— SUPPLIED MATERIAL —
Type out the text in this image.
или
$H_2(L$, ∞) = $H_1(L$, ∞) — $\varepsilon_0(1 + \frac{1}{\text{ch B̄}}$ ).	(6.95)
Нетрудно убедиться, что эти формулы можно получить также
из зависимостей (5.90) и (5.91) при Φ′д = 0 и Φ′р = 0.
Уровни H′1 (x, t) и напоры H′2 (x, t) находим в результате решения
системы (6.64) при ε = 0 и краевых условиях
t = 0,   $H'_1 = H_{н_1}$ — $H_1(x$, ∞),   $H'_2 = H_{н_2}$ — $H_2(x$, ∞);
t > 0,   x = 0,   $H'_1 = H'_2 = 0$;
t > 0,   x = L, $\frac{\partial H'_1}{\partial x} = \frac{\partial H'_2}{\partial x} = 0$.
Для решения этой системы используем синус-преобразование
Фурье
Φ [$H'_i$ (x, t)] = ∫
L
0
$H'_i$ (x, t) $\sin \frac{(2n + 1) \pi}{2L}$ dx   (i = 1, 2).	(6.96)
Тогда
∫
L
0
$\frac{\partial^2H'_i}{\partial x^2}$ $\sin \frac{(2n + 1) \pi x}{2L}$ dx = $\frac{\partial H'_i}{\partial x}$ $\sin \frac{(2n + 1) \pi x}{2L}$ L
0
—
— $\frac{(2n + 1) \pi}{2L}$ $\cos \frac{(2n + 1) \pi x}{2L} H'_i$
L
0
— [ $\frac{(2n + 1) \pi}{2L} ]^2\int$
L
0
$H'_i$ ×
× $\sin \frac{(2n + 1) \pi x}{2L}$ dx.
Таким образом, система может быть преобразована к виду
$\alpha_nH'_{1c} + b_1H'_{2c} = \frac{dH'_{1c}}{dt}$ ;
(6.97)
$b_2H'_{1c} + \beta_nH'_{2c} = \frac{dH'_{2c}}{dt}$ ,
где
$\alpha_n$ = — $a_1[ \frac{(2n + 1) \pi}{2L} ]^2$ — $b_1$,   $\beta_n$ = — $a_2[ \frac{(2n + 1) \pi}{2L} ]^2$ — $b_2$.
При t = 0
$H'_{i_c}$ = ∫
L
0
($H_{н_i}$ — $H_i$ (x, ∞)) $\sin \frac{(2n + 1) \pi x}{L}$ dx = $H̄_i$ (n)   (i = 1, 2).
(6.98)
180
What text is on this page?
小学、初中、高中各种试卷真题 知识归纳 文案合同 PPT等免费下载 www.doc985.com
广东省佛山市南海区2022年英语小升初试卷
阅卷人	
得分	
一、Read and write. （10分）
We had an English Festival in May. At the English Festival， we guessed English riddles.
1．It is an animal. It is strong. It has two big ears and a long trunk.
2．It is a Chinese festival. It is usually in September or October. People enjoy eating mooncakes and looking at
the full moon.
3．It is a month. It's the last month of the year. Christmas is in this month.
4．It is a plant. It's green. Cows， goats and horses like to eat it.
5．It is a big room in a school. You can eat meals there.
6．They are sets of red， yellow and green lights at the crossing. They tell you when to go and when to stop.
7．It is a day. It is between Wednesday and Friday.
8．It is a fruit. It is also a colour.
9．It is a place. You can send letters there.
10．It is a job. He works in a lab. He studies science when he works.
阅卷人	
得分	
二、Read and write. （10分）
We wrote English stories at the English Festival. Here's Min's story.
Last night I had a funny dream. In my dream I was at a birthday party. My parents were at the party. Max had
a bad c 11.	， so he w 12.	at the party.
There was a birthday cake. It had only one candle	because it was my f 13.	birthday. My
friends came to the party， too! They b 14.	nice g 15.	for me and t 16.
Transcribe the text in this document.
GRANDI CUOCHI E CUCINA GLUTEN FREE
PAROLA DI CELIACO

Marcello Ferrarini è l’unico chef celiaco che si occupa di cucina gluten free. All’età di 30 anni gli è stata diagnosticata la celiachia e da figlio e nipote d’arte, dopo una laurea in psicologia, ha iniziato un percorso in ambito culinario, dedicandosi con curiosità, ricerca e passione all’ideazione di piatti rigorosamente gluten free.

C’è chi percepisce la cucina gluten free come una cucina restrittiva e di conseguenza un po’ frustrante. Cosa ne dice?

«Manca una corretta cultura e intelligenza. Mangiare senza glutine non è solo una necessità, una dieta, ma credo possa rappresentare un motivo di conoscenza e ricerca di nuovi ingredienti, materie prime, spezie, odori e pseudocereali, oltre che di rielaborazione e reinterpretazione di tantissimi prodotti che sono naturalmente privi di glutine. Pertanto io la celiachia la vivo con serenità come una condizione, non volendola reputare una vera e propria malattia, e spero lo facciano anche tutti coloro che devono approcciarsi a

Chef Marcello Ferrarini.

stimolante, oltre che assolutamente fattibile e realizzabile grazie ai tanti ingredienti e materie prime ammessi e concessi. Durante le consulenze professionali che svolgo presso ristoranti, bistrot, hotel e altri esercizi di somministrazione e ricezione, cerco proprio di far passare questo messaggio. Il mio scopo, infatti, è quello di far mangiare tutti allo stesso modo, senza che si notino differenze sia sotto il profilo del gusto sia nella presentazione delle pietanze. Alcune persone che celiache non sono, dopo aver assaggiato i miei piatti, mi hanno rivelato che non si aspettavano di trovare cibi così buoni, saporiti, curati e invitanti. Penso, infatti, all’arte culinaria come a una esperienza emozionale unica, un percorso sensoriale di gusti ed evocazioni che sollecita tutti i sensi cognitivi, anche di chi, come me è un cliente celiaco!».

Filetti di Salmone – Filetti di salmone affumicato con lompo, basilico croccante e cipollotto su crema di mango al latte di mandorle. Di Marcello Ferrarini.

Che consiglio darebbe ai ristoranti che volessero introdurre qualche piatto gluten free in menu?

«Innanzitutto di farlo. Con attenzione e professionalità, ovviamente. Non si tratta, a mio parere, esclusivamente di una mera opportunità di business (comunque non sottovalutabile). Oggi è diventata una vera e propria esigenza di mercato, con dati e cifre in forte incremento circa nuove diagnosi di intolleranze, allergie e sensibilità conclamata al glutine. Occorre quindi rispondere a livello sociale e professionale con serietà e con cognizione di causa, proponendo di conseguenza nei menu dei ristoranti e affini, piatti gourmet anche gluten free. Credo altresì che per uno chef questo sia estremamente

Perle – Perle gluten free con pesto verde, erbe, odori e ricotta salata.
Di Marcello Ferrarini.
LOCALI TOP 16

— TASK GOAL —
Search the data above for lines holding "birthday" and copy each of them.

— THE RESPONSE —
Last night I had a funny dream. In my dream I was at a birthday party. My parents were at the party. Max had
There was a birthday cake. It had only one candle	because it was my f 13.	birthday. My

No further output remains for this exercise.